**Problem details**.
Transcribe the records below exactly.

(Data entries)
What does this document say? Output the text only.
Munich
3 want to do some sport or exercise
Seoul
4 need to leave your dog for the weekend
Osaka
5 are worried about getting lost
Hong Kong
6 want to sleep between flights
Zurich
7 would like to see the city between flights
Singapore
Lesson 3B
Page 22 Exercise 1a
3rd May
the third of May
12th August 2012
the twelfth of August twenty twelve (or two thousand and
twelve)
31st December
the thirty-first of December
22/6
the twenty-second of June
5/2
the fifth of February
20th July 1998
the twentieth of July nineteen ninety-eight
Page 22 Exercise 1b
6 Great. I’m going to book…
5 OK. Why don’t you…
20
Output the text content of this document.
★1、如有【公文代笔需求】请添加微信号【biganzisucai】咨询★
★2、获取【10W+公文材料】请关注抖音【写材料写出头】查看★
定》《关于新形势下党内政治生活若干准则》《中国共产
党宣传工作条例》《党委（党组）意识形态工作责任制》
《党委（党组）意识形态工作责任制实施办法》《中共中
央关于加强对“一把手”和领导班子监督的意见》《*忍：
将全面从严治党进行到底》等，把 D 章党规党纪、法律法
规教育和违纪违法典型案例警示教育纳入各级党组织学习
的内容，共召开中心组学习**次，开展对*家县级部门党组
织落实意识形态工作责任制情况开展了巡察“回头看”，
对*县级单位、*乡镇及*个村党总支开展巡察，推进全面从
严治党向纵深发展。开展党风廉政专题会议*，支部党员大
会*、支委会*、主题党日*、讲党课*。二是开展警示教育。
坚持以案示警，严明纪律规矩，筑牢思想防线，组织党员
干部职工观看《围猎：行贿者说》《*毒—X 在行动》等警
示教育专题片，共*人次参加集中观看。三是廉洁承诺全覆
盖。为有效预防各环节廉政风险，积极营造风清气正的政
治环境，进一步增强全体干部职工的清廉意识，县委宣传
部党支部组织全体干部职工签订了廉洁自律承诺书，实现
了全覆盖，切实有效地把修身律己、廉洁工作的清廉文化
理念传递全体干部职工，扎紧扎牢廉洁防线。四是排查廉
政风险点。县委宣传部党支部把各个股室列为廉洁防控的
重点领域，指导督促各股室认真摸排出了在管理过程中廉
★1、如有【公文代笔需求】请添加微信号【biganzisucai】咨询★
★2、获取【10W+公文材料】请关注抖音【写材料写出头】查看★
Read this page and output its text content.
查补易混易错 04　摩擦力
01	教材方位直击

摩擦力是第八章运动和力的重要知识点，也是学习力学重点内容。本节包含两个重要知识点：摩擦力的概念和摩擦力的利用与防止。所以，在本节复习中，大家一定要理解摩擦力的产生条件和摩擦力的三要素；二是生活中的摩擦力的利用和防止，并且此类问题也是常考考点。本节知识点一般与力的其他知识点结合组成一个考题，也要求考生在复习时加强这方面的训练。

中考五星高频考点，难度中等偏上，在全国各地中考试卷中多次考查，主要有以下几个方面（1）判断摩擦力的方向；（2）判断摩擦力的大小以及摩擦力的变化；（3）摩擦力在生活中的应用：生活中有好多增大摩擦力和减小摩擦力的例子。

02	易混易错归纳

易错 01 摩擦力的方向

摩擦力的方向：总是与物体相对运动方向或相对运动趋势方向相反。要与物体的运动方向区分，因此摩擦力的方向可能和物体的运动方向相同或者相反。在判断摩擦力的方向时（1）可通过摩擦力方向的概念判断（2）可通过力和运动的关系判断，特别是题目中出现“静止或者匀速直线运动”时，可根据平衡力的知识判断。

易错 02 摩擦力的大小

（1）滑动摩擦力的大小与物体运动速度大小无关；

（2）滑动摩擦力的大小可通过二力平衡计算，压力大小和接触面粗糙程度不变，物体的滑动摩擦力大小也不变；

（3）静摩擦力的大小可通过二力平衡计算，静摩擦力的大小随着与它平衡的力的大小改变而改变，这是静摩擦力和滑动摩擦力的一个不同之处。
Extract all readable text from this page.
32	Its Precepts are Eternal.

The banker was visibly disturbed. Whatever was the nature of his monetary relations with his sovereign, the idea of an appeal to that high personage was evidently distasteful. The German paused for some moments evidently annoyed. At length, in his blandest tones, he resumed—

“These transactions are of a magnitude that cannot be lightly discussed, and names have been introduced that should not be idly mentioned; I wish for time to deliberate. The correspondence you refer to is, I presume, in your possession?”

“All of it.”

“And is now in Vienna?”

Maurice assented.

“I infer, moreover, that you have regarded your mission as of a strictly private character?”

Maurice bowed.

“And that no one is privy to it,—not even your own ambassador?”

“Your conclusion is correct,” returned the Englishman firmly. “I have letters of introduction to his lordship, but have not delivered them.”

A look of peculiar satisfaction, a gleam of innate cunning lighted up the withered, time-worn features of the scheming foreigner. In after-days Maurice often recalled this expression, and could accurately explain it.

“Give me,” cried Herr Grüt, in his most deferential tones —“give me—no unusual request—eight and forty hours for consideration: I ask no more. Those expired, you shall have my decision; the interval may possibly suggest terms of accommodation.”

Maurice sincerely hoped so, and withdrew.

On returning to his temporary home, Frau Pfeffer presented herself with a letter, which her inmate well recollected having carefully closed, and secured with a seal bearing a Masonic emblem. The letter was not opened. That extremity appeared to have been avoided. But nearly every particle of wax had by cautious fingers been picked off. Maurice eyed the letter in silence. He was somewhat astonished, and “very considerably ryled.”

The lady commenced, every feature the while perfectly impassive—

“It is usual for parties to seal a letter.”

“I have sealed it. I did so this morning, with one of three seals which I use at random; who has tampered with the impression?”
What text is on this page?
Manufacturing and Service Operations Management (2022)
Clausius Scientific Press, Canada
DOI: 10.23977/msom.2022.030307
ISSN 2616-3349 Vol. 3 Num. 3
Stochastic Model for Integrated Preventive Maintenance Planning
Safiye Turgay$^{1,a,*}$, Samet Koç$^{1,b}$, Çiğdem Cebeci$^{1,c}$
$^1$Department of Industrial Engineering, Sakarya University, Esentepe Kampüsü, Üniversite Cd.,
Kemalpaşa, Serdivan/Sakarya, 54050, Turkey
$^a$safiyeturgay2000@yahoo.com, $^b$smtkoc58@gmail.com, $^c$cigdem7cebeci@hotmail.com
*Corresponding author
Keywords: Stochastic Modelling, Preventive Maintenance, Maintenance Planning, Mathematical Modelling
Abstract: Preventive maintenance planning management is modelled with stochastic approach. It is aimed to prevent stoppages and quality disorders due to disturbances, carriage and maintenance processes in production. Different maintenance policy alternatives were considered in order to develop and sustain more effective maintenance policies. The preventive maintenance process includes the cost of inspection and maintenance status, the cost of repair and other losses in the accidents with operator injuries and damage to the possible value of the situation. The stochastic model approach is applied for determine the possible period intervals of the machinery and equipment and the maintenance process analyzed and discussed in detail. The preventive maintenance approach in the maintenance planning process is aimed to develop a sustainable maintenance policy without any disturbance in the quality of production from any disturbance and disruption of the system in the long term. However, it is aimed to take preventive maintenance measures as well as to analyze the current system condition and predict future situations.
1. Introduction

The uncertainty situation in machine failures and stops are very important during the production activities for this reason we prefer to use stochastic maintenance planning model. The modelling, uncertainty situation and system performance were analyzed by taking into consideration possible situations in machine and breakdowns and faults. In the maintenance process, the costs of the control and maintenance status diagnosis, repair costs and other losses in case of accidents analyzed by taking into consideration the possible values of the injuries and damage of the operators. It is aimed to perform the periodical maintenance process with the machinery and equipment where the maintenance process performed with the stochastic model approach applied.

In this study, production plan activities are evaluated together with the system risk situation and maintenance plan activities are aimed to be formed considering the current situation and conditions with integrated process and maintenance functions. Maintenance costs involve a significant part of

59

**Exercise response**.
What does this document say? Output the text only.
Munich
3 want to do some sport or exercise
Seoul
4 need to leave your dog for the weekend
Osaka
5 are worried about getting lost
Hong Kong
6 want to sleep between flights
Zurich
7 would like to see the city between flights
Singapore
Lesson 3B
Page 22 Exercise 1a
3rd May
the third of May
12th August 2012
the twelfth of August twenty twelve (or two thousand and
twelve)
31st December
the thirty-first of December
22/6
the twenty-second of June
5/2
the fifth of February
20th July 1998
the twentieth of July nineteen ninety-eight
Page 22 Exercise 1b
6 Great. I’m going to book…
5 OK. Why don’t you…
20
Output the text content of this document.
★1、如有【公文代笔需求】请添加微信号【biganzisucai】咨询★
★2、获取【10W+公文材料】请关注抖音【写材料写出头】查看★
定》《关于新形势下党内政治生活若干准则》《中国共产
党宣传工作条例》《党委（党组）意识形态工作责任制》
《党委（党组）意识形态工作责任制实施办法》《中共中
央关于加强对“一把手”和领导班子监督的意见》《*忍：
将全面从严治党进行到底》等，把 D 章党规党纪、法律法
规教育和违纪违法典型案例警示教育纳入各级党组织学习
的内容，共召开中心组学习**次，开展对*家县级部门党组
织落实意识形态工作责任制情况开展了巡察“回头看”，
对*县级单位、*乡镇及*个村党总支开展巡察，推进全面从
严治党向纵深发展。开展党风廉政专题会议*，支部党员大
会*、支委会*、主题党日*、讲党课*。二是开展警示教育。
坚持以案示警，严明纪律规矩，筑牢思想防线，组织党员
干部职工观看《围猎：行贿者说》《*毒—X 在行动》等警
示教育专题片，共*人次参加集中观看。三是廉洁承诺全覆
盖。为有效预防各环节廉政风险，积极营造风清气正的政
治环境，进一步增强全体干部职工的清廉意识，县委宣传
部党支部组织全体干部职工签订了廉洁自律承诺书，实现
了全覆盖，切实有效地把修身律己、廉洁工作的清廉文化
理念传递全体干部职工，扎紧扎牢廉洁防线。四是排查廉
政风险点。县委宣传部党支部把各个股室列为廉洁防控的
重点领域，指导督促各股室认真摸排出了在管理过程中廉
★1、如有【公文代笔需求】请添加微信号【biganzisucai】咨询★
★2、获取【10W+公文材料】请关注抖音【写材料写出头】查看★
Read this page and output its text content.
查补易混易错 04　摩擦力
01	教材方位直击

摩擦力是第八章运动和力的重要知识点，也是学习力学重点内容。本节包含两个重要知识点：摩擦力的概念和摩擦力的利用与防止。所以，在本节复习中，大家一定要理解摩擦力的产生条件和摩擦力的三要素；二是生活中的摩擦力的利用和防止，并且此类问题也是常考考点。本节知识点一般与力的其他知识点结合组成一个考题，也要求考生在复习时加强这方面的训练。

中考五星高频考点，难度中等偏上，在全国各地中考试卷中多次考查，主要有以下几个方面（1）判断摩擦力的方向；（2）判断摩擦力的大小以及摩擦力的变化；（3）摩擦力在生活中的应用：生活中有好多增大摩擦力和减小摩擦力的例子。

02	易混易错归纳

易错 01 摩擦力的方向

摩擦力的方向：总是与物体相对运动方向或相对运动趋势方向相反。要与物体的运动方向区分，因此摩擦力的方向可能和物体的运动方向相同或者相反。在判断摩擦力的方向时（1）可通过摩擦力方向的概念判断（2）可通过力和运动的关系判断，特别是题目中出现“静止或者匀速直线运动”时，可根据平衡力的知识判断。

易错 02 摩擦力的大小

（1）滑动摩擦力的大小与物体运动速度大小无关；

（2）滑动摩擦力的大小可通过二力平衡计算，压力大小和接触面粗糙程度不变，物体的滑动摩擦力大小也不变；

（3）静摩擦力的大小可通过二力平衡计算，静摩擦力的大小随着与它平衡的力的大小改变而改变，这是静摩擦力和滑动摩擦力的一个不同之处。
Extract all readable text from this page.
32	Its Precepts are Eternal.

The banker was visibly disturbed. Whatever was the nature of his monetary relations with his sovereign, the idea of an appeal to that high personage was evidently distasteful. The German paused for some moments evidently annoyed. At length, in his blandest tones, he resumed—

“These transactions are of a magnitude that cannot be lightly discussed, and names have been introduced that should not be idly mentioned; I wish for time to deliberate. The correspondence you refer to is, I presume, in your possession?”

“All of it.”

“And is now in Vienna?”

Maurice assented.

“I infer, moreover, that you have regarded your mission as of a strictly private character?”

Maurice bowed.

“And that no one is privy to it,—not even your own ambassador?”

“Your conclusion is correct,” returned the Englishman firmly. “I have letters of introduction to his lordship, but have not delivered them.”

A look of peculiar satisfaction, a gleam of innate cunning lighted up the withered, time-worn features of the scheming foreigner. In after-days Maurice often recalled this expression, and could accurately explain it.

“Give me,” cried Herr Grüt, in his most deferential tones —“give me—no unusual request—eight and forty hours for consideration: I ask no more. Those expired, you shall have my decision; the interval may possibly suggest terms of accommodation.”

Maurice sincerely hoped so, and withdrew.

On returning to his temporary home, Frau Pfeffer presented herself with a letter, which her inmate well recollected having carefully closed, and secured with a seal bearing a Masonic emblem. The letter was not opened. That extremity appeared to have been avoided. But nearly every particle of wax had by cautious fingers been picked off. Maurice eyed the letter in silence. He was somewhat astonished, and “very considerably ryled.”

The lady commenced, every feature the while perfectly impassive—

“It is usual for parties to seal a letter.”

“I have sealed it. I did so this morning, with one of three seals which I use at random; who has tampered with the impression?”
What text is on this page?
Manufacturing and Service Operations Management (2022)
Clausius Scientific Press, Canada
DOI: 10.23977/msom.2022.030307
ISSN 2616-3349 Vol. 3 Num. 3
Stochastic Model for Integrated Preventive Maintenance Planning
Safiye Turgay$^{1,a,*}$, Samet Koç$^{1,b}$, Çiğdem Cebeci$^{1,c}$
$^1$Department of Industrial Engineering, Sakarya University, Esentepe Kampüsü, Üniversite Cd.,
Kemalpaşa, Serdivan/Sakarya, 54050, Turkey
$^a$safiyeturgay2000@yahoo.com, $^b$smtkoc58@gmail.com, $^c$cigdem7cebeci@hotmail.com
*Corresponding author
Keywords: Stochastic Modelling, Preventive Maintenance, Maintenance Planning, Mathematical Modelling
Abstract: Preventive maintenance planning management is modelled with stochastic approach. It is aimed to prevent stoppages and quality disorders due to disturbances, carriage and maintenance processes in production. Different maintenance policy alternatives were considered in order to develop and sustain more effective maintenance policies. The preventive maintenance process includes the cost of inspection and maintenance status, the cost of repair and other losses in the accidents with operator injuries and damage to the possible value of the situation. The stochastic model approach is applied for determine the possible period intervals of the machinery and equipment and the maintenance process analyzed and discussed in detail. The preventive maintenance approach in the maintenance planning process is aimed to develop a sustainable maintenance policy without any disturbance in the quality of production from any disturbance and disruption of the system in the long term. However, it is aimed to take preventive maintenance measures as well as to analyze the current system condition and predict future situations.
1. Introduction

The uncertainty situation in machine failures and stops are very important during the production activities for this reason we prefer to use stochastic maintenance planning model. The modelling, uncertainty situation and system performance were analyzed by taking into consideration possible situations in machine and breakdowns and faults. In the maintenance process, the costs of the control and maintenance status diagnosis, repair costs and other losses in case of accidents analyzed by taking into consideration the possible values of the injuries and damage of the operators. It is aimed to perform the periodical maintenance process with the machinery and equipment where the maintenance process performed with the stochastic model approach applied.

In this study, production plan activities are evaluated together with the system risk situation and maintenance plan activities are aimed to be formed considering the current situation and conditions with integrated process and maintenance functions. Maintenance costs involve a significant part of

59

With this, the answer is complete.